- The problem
Check each line of the entries below for the string "screenshot" and state how many lines have it, with no other text.

:::

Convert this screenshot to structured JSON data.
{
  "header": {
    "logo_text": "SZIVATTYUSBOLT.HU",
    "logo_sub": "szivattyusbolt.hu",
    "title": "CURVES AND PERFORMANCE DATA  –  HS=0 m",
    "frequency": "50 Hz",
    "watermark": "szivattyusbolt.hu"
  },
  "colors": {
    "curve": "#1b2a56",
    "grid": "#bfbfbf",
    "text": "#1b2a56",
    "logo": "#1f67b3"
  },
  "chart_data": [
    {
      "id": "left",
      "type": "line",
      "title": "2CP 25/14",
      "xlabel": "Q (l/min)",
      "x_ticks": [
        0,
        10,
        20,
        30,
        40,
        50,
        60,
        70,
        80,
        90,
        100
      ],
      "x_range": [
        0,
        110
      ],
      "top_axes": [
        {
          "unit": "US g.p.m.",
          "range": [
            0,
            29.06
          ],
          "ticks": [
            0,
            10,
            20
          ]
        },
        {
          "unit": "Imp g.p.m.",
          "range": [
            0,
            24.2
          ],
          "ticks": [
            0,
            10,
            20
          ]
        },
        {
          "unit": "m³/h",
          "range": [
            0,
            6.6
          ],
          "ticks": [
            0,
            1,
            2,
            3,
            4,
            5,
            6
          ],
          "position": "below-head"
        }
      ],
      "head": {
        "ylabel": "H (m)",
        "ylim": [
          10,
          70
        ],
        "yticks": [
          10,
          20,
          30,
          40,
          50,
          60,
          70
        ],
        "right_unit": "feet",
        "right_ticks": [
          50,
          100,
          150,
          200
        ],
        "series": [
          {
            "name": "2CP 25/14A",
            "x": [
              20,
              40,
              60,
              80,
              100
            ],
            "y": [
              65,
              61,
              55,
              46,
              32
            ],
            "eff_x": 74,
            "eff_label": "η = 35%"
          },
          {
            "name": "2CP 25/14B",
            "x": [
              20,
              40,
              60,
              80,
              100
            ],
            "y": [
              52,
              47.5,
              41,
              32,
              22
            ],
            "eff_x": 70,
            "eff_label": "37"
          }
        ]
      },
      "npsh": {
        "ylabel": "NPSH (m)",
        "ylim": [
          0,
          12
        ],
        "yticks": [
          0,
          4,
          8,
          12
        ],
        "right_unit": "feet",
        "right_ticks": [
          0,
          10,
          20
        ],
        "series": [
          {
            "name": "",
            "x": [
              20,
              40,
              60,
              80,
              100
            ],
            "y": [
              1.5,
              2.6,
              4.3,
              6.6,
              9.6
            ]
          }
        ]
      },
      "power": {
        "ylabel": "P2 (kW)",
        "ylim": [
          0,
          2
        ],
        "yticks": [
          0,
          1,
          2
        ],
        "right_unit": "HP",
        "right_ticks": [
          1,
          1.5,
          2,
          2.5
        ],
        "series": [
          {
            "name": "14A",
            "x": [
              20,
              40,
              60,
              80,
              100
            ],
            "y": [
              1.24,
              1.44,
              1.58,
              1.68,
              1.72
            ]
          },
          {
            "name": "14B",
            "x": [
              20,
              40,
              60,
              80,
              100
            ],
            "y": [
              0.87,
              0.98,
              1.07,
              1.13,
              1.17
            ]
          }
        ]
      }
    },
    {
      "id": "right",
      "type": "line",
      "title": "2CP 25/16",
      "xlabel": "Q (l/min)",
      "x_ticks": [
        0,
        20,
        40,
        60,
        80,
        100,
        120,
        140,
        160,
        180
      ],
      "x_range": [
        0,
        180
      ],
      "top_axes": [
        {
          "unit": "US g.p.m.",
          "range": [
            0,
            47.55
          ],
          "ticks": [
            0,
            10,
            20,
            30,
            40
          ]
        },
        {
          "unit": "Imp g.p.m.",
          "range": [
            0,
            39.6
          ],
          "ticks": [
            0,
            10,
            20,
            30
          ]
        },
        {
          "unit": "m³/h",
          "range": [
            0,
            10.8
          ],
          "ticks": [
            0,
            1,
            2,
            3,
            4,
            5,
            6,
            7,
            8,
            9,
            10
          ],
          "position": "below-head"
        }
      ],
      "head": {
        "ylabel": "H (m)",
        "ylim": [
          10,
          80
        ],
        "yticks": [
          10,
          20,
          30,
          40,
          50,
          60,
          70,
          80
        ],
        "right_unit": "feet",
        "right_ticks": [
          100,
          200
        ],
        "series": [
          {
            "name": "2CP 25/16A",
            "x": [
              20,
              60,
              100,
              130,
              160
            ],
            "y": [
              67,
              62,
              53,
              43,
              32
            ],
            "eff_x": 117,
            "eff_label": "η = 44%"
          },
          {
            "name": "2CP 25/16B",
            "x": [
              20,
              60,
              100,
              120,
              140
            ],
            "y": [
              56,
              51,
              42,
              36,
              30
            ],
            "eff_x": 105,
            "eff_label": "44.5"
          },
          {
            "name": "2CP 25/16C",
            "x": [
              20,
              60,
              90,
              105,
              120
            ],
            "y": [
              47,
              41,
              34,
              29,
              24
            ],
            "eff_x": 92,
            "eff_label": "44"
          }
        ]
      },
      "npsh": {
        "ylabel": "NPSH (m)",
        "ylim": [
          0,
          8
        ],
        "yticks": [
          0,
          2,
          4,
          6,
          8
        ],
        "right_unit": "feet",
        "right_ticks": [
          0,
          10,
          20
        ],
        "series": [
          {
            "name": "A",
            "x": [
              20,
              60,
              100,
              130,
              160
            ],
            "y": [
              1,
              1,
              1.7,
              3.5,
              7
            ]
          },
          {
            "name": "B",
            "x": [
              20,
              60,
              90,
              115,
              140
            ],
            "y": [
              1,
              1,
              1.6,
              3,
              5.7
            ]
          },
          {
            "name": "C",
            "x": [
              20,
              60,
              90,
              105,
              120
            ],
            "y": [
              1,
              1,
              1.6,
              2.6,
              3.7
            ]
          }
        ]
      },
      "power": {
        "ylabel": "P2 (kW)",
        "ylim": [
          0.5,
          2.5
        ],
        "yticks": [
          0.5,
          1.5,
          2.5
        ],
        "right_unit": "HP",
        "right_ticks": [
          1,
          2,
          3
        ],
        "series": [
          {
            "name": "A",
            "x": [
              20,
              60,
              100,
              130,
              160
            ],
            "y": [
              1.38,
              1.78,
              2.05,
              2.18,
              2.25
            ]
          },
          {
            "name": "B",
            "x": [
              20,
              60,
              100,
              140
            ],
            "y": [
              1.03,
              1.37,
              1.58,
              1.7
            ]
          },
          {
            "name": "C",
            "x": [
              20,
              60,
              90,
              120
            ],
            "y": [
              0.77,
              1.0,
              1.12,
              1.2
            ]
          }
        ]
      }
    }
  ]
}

:::

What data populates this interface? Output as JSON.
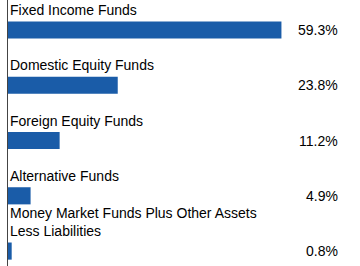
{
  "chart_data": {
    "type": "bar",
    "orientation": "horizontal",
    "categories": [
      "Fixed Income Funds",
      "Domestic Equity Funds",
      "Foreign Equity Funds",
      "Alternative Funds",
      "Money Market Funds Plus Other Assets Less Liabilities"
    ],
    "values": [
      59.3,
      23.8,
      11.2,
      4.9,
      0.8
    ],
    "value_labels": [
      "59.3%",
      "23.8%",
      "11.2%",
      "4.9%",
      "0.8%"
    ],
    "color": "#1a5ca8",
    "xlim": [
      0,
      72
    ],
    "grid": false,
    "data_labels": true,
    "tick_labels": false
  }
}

:::

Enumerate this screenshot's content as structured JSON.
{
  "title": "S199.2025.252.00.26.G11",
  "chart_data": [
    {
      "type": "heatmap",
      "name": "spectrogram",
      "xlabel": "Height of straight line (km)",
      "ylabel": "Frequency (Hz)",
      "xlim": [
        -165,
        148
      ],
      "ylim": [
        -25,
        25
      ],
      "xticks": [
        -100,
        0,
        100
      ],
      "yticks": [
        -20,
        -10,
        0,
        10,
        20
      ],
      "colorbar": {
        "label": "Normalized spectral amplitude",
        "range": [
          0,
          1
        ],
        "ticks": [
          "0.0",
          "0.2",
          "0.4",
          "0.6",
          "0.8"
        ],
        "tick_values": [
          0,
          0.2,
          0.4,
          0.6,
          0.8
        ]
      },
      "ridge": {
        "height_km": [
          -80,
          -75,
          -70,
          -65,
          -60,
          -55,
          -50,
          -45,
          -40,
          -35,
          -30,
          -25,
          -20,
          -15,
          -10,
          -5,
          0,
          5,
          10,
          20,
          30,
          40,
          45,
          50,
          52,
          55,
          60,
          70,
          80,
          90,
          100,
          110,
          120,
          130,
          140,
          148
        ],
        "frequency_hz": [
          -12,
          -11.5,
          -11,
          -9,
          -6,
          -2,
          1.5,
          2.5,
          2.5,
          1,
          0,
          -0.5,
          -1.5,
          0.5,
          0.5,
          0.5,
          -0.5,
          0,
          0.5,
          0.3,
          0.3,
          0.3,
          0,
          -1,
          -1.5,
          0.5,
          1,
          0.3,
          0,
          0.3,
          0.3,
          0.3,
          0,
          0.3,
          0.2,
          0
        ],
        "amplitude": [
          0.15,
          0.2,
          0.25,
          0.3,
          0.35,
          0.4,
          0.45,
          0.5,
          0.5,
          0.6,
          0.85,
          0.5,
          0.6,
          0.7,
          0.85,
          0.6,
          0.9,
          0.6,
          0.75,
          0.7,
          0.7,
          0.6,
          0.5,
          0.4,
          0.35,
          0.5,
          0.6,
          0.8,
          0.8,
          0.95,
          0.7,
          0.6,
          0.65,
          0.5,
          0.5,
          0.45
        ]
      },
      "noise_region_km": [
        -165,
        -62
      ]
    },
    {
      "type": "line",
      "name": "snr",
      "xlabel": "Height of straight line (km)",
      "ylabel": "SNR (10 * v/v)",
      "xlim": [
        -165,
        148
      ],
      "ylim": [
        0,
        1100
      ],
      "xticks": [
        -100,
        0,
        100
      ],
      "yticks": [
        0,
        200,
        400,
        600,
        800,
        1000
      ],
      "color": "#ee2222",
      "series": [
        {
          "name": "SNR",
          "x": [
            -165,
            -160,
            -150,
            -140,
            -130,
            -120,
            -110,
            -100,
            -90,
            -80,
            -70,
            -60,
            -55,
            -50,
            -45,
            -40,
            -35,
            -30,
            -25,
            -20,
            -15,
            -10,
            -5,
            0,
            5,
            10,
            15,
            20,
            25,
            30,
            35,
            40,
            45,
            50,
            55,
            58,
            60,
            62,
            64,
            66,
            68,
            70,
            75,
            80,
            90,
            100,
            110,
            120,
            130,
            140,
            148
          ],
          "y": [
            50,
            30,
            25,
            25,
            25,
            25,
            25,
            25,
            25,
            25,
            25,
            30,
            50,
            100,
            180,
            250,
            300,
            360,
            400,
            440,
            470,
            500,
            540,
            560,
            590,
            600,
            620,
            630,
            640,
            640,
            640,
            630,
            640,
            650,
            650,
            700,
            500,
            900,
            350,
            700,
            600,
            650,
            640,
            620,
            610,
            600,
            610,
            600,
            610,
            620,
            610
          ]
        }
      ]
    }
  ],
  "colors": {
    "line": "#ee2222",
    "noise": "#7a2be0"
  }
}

:::

- Output
2